• [ZU ERLEDIGENDE AUFGABEN]:
1 > Drucke aus dem Ausgangstext wortgetreu den Abschnitt zwischen „Der Preis lässt“ und „von 64.581 Euro.“ einschließlich.
2 > Beantworte anhand des Ausgangstexts diese Fragen:
(a) Von welcher Stadt nach welcher Stadt führte die Testfahrt?
(b) Mit welchem Fahrzeugmodell ist die Polizei unterwegs?
(c) Welchen Preis hat der Testwagen?

═════ AUSGANGSTEXT

Passt gut auf, wie schnell ihr fahrt und wo ihr mit dem Auto parkt, hatten sie uns beim Start der Testfahrt von Kopenhagen nach Malmö gewarnt. Ein Verstoß gegen Tempolimits wie gegen Parkverbote könne in Schweden sehr schnell sehr teuer werden. Und dann das: Kaum habe ich drüben in der Strandgatan nahe am Wasser geparkt, um den neuen VW ID.Buzz vor dem Panorama der berühmten Öresundbrücke zu fotografieren, da steht auch schon ein Streifenwagen der Polizei neben mir. Oh je, ertappt.

Der Beamte auf dem Beifahrersitz schaut durch das offene Seitenfenster seines blaugelb folierten ID.3 nach oben und bedeutet mir mit Handzeichen, ebenfalls die Scheibe herunterzufahren. Ich gebe mich ahnungslos bis reuevoll: „Ich darf hier nicht parken?“ „Korrekt“, lautet die Antwort, aber von Strafe ist nicht die Rede. Vielmehr von meinem Auto: „Ist das der neue ID.Buzz?“

Der Preis lässt aufhorchen

Mir fällt ein Stein vom Herzen. Sofort rassele ich die Informationen über das Auto herunter, die ich auf die Schnelle den Presseunterlagen auf dem Beifahrersitz entnehmen kann: 150 kW Leistung, 77 kWh Akkukapazität, 400 Kilometer Reichweite, 170 kW Ladeleistung am Schnelllader. Der Polizist nickt anerkennend, auch bei der Nennung der Höchstgeschwindigkeit von 145 km/h – bei der Geschwindigkeit wäre in Schweden definitiv ein Ticket fällig. Die Augenbrauen zieht der Beamte erst zusammen, als ich ihm den Preis des Testwagens nenne: 75.755 Euro – bei einem Basispreis von 64.581 Euro.

Zurück in die Zukunft 
Auf dem Oldtimer-Festival in Roskilde wurde der ID.Buzz nicht nur von Nostalgikern herzlich willkommen geheißen.
Zurück in die Zukunft
Auf dem Oldtimer-Festival in Roskilde wurde der ID.Buzz nicht nur von Nostalgikern herzlich willkommen geheißen.

══════════
═════ VORLIEGENDE ANGABEN

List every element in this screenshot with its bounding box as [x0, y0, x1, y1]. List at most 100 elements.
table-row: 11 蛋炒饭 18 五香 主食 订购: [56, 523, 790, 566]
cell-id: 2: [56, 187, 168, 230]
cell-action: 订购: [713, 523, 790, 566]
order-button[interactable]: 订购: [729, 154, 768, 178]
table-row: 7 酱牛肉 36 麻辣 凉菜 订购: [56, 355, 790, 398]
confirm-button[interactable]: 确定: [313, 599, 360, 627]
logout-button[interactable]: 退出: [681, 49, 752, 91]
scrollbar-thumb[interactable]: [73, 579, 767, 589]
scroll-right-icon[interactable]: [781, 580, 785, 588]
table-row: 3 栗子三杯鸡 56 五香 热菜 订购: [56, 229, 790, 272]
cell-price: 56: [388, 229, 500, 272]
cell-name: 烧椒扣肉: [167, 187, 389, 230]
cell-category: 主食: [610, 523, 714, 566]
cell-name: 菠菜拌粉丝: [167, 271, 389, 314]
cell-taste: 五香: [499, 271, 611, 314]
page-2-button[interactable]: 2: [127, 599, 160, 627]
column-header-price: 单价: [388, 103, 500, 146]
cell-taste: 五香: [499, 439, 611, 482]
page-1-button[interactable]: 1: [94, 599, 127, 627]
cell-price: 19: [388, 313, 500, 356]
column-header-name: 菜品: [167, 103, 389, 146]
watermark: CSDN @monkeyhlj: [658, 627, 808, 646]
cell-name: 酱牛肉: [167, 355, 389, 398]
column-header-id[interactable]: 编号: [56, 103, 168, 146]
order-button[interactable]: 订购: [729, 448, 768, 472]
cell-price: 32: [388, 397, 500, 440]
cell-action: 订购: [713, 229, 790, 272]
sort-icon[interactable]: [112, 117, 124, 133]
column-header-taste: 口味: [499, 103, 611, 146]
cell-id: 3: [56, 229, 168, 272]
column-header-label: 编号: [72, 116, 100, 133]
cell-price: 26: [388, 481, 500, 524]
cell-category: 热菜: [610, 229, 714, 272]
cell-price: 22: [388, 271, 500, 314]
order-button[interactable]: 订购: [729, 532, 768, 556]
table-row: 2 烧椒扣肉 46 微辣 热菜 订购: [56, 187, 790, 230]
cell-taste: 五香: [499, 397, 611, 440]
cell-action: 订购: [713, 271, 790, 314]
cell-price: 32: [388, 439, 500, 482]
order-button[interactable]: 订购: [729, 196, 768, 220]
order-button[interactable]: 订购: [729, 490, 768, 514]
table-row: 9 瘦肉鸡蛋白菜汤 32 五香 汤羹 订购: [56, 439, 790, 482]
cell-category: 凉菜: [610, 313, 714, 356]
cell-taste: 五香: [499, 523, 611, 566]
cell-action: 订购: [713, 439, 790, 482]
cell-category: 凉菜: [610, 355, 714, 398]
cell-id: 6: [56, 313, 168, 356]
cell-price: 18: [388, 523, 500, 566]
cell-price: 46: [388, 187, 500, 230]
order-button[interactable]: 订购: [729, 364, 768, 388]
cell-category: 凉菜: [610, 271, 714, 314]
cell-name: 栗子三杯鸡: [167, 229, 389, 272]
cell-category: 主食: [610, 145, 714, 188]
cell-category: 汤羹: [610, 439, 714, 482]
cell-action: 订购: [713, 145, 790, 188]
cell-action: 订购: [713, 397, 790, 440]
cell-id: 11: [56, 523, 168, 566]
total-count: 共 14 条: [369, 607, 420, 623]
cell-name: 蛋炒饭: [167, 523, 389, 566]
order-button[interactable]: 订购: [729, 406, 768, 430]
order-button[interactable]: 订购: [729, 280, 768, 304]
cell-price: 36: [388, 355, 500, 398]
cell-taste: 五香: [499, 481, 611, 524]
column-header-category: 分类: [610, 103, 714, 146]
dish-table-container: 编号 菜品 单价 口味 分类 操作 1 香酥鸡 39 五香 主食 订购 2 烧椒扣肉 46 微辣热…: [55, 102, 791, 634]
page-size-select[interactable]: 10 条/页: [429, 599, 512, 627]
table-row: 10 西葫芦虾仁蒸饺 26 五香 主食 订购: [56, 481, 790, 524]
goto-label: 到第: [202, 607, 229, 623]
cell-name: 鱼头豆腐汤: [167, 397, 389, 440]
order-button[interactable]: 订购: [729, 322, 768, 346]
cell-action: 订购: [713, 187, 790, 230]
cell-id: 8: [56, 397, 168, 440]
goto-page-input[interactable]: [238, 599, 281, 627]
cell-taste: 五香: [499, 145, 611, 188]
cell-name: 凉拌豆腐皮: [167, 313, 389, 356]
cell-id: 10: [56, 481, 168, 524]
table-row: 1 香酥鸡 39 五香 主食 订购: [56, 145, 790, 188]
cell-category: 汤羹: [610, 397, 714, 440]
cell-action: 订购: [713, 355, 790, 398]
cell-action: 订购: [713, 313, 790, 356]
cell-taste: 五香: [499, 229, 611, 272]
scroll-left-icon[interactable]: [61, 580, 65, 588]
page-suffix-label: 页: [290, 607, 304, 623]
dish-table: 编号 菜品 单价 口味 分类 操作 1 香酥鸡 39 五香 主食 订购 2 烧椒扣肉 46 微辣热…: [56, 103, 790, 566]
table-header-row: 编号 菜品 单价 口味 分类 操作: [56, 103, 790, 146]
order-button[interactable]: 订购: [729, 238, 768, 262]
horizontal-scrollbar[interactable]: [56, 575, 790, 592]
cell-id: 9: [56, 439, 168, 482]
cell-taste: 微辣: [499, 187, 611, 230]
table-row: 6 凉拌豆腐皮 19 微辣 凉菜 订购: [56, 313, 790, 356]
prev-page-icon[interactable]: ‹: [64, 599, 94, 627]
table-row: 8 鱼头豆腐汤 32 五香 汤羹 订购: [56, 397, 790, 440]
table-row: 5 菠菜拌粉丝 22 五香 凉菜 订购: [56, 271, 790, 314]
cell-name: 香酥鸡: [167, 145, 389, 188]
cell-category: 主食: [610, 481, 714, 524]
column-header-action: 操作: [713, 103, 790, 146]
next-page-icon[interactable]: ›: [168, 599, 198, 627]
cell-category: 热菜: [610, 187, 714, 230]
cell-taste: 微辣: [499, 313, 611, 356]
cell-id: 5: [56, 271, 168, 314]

══════════

• [ANTWORTEN]:
1 >
Der Preis lässt aufhorchen

Mir fällt ein Stein vom Herzen. Sofort rassele ich die Informationen über das Auto herunter, die ich auf die Schnelle den Presseunterlagen auf dem Beifahrersitz entnehmen kann: 150 kW Leistung, 77 kWh Akkukapazität, 400 Kilometer Reichweite, 170 kW Ladeleistung am Schnelllader. Der Polizist nickt anerkennend, auch bei der Nennung der Höchstgeschwindigkeit von 145 km/h – bei der Geschwindigkeit wäre in Schweden definitiv ein Ticket fällig. Die Augenbrauen zieht der Beamte erst zusammen, als ich ihm den Preis des Testwagens nenne: 75.755 Euro – bei einem Basispreis von 64.581 Euro.

2 >
(a) Von Kopenhagen nach Malmö.
(b) Mit einem blaugelb folierten ID.3.
(c) 75.755 Euro.